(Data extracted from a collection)
_ _ _

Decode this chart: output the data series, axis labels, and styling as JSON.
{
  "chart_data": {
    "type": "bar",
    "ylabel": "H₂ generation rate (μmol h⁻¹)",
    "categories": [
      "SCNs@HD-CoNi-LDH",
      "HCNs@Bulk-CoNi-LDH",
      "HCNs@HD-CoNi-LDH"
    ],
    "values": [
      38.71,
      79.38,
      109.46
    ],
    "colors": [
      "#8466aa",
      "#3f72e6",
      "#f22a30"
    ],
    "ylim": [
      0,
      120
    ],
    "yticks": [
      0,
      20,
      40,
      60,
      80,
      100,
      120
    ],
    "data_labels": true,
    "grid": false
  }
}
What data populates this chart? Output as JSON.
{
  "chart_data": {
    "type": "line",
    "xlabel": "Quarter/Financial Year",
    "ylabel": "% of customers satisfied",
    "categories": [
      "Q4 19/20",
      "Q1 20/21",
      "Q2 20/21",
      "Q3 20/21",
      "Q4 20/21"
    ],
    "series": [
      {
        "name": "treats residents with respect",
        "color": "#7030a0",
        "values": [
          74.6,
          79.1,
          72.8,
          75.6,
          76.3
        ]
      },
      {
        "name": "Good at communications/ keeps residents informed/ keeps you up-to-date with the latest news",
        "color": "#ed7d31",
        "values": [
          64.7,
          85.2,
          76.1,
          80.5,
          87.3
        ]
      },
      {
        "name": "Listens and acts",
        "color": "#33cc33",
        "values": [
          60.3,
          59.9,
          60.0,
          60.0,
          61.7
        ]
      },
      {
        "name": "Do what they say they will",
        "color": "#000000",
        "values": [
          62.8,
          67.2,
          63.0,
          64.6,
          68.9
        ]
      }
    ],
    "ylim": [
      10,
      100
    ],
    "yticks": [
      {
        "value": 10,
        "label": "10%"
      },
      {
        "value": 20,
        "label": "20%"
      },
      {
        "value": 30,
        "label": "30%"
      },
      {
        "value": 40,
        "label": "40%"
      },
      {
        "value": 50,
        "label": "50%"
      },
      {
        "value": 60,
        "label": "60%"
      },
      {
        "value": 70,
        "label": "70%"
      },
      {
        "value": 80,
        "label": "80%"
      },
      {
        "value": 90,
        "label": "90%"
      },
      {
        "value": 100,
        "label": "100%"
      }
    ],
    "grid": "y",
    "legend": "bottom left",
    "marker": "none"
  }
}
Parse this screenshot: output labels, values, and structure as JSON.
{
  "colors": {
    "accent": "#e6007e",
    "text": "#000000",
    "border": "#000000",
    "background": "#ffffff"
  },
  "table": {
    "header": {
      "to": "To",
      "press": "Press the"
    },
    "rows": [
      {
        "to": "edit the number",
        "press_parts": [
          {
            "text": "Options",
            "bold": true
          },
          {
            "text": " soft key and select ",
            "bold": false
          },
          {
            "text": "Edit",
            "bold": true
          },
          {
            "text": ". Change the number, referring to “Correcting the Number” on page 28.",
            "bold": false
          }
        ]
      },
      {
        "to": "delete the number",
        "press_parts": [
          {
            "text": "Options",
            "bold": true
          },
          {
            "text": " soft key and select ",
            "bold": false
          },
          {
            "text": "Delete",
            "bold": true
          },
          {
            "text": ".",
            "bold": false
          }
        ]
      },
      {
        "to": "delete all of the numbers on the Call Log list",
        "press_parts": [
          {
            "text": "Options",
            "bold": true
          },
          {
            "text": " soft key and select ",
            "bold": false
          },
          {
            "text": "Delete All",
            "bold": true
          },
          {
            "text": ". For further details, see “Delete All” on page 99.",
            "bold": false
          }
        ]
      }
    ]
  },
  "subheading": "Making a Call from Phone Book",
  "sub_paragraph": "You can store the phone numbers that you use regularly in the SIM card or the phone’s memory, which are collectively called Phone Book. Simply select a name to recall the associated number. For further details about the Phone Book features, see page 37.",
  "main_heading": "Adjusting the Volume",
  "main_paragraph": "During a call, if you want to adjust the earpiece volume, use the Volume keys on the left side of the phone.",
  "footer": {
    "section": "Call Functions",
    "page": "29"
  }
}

_ _ _

Return from the data every line that holds "name".

        "name": "treats residents with respect",
        "name": "Good at communications/ keeps residents informed/ keeps you up-to-date with the latest news",
        "name": "Listens and acts",
        "name": "Do what they say they will",
  "sub_paragraph": "You can store the phone numbers that you use regularly in the SIM card or the phone’s memory, which are collectively called Phone Book. Simply select a name to recall the associated number. For further details about the Phone Book features, see page 37.",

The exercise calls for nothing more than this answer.